>> Start SUPPLIED ENTRIES

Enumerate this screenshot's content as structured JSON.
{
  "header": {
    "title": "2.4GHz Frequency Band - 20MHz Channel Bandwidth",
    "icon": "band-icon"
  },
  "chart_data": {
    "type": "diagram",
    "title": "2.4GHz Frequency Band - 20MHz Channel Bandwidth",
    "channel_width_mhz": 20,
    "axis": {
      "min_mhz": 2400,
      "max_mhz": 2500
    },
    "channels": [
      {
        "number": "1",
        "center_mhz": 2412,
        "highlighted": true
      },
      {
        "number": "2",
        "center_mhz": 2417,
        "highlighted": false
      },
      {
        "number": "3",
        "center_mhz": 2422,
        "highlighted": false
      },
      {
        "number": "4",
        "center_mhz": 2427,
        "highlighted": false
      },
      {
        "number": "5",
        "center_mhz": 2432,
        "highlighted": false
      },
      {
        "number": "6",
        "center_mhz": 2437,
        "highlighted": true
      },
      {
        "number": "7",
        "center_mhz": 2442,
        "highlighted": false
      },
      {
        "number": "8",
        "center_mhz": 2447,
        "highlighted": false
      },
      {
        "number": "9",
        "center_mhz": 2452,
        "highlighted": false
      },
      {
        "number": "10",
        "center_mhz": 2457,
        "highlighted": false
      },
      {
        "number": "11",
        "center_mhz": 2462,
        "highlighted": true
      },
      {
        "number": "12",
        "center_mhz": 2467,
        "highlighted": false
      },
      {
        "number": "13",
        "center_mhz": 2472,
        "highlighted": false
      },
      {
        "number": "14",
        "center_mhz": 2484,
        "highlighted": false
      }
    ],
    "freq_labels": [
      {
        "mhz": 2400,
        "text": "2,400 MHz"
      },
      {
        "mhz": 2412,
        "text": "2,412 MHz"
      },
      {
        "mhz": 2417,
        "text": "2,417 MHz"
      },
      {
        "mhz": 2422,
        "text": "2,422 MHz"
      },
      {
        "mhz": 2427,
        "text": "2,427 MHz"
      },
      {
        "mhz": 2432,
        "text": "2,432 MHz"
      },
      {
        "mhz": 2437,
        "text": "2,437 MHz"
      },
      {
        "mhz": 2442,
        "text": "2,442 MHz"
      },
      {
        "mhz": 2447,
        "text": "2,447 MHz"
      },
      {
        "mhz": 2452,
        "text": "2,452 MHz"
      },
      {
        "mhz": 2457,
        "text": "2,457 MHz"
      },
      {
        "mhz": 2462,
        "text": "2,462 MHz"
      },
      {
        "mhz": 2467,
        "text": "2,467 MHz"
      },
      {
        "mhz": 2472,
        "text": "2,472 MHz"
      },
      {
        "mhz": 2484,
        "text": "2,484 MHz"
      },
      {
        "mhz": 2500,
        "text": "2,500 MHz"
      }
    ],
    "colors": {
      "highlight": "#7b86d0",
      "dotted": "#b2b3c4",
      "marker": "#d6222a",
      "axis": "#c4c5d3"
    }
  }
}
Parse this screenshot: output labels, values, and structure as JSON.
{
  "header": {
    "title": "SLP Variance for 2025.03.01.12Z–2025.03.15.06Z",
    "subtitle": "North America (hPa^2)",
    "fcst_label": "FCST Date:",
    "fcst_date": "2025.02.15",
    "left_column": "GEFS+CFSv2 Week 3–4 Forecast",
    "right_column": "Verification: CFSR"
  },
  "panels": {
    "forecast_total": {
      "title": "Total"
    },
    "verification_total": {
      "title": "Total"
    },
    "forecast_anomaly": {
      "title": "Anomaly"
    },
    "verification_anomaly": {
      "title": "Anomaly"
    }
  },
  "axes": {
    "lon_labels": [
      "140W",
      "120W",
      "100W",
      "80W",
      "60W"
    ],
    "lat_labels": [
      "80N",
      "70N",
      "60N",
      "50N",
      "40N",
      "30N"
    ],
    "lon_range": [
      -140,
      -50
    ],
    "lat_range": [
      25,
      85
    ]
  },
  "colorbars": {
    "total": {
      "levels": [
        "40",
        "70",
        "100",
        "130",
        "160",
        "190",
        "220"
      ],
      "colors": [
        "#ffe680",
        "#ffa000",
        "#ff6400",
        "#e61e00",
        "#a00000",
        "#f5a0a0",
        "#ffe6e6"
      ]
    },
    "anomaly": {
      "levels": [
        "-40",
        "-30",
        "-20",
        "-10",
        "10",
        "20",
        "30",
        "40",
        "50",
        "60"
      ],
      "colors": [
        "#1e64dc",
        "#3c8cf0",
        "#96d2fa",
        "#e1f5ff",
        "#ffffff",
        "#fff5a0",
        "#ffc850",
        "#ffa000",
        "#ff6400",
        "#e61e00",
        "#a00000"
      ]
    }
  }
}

>> End SUPPLIED ENTRIES

BRIEF:
The records above are to be copied in full, exactly as written.

EXPECTED OUTPUT:
Enumerate this screenshot's content as structured JSON.
{
  "header": {
    "title": "2.4GHz Frequency Band - 20MHz Channel Bandwidth",
    "icon": "band-icon"
  },
  "chart_data": {
    "type": "diagram",
    "title": "2.4GHz Frequency Band - 20MHz Channel Bandwidth",
    "channel_width_mhz": 20,
    "axis": {
      "min_mhz": 2400,
      "max_mhz": 2500
    },
    "channels": [
      {
        "number": "1",
        "center_mhz": 2412,
        "highlighted": true
      },
      {
        "number": "2",
        "center_mhz": 2417,
        "highlighted": false
      },
      {
        "number": "3",
        "center_mhz": 2422,
        "highlighted": false
      },
      {
        "number": "4",
        "center_mhz": 2427,
        "highlighted": false
      },
      {
        "number": "5",
        "center_mhz": 2432,
        "highlighted": false
      },
      {
        "number": "6",
        "center_mhz": 2437,
        "highlighted": true
      },
      {
        "number": "7",
        "center_mhz": 2442,
        "highlighted": false
      },
      {
        "number": "8",
        "center_mhz": 2447,
        "highlighted": false
      },
      {
        "number": "9",
        "center_mhz": 2452,
        "highlighted": false
      },
      {
        "number": "10",
        "center_mhz": 2457,
        "highlighted": false
      },
      {
        "number": "11",
        "center_mhz": 2462,
        "highlighted": true
      },
      {
        "number": "12",
        "center_mhz": 2467,
        "highlighted": false
      },
      {
        "number": "13",
        "center_mhz": 2472,
        "highlighted": false
      },
      {
        "number": "14",
        "center_mhz": 2484,
        "highlighted": false
      }
    ],
    "freq_labels": [
      {
        "mhz": 2400,
        "text": "2,400 MHz"
      },
      {
        "mhz": 2412,
        "text": "2,412 MHz"
      },
      {
        "mhz": 2417,
        "text": "2,417 MHz"
      },
      {
        "mhz": 2422,
        "text": "2,422 MHz"
      },
      {
        "mhz": 2427,
        "text": "2,427 MHz"
      },
      {
        "mhz": 2432,
        "text": "2,432 MHz"
      },
      {
        "mhz": 2437,
        "text": "2,437 MHz"
      },
      {
        "mhz": 2442,
        "text": "2,442 MHz"
      },
      {
        "mhz": 2447,
        "text": "2,447 MHz"
      },
      {
        "mhz": 2452,
        "text": "2,452 MHz"
      },
      {
        "mhz": 2457,
        "text": "2,457 MHz"
      },
      {
        "mhz": 2462,
        "text": "2,462 MHz"
      },
      {
        "mhz": 2467,
        "text": "2,467 MHz"
      },
      {
        "mhz": 2472,
        "text": "2,472 MHz"
      },
      {
        "mhz": 2484,
        "text": "2,484 MHz"
      },
      {
        "mhz": 2500,
        "text": "2,500 MHz"
      }
    ],
    "colors": {
      "highlight": "#7b86d0",
      "dotted": "#b2b3c4",
      "marker": "#d6222a",
      "axis": "#c4c5d3"
    }
  }
}
Parse this screenshot: output labels, values, and structure as JSON.
{
  "header": {
    "title": "SLP Variance for 2025.03.01.12Z–2025.03.15.06Z",
    "subtitle": "North America (hPa^2)",
    "fcst_label": "FCST Date:",
    "fcst_date": "2025.02.15",
    "left_column": "GEFS+CFSv2 Week 3–4 Forecast",
    "right_column": "Verification: CFSR"
  },
  "panels": {
    "forecast_total": {
      "title": "Total"
    },
    "verification_total": {
      "title": "Total"
    },
    "forecast_anomaly": {
      "title": "Anomaly"
    },
    "verification_anomaly": {
      "title": "Anomaly"
    }
  },
  "axes": {
    "lon_labels": [
      "140W",
      "120W",
      "100W",
      "80W",
      "60W"
    ],
    "lat_labels": [
      "80N",
      "70N",
      "60N",
      "50N",
      "40N",
      "30N"
    ],
    "lon_range": [
      -140,
      -50
    ],
    "lat_range": [
      25,
      85
    ]
  },
  "colorbars": {
    "total": {
      "levels": [
        "40",
        "70",
        "100",
        "130",
        "160",
        "190",
        "220"
      ],
      "colors": [
        "#ffe680",
        "#ffa000",
        "#ff6400",
        "#e61e00",
        "#a00000",
        "#f5a0a0",
        "#ffe6e6"
      ]
    },
    "anomaly": {
      "levels": [
        "-40",
        "-30",
        "-20",
        "-10",
        "10",
        "20",
        "30",
        "40",
        "50",
        "60"
      ],
      "colors": [
        "#1e64dc",
        "#3c8cf0",
        "#96d2fa",
        "#e1f5ff",
        "#ffffff",
        "#fff5a0",
        "#ffc850",
        "#ffa000",
        "#ff6400",
        "#e61e00",
        "#a00000"
      ]
    }
  }
}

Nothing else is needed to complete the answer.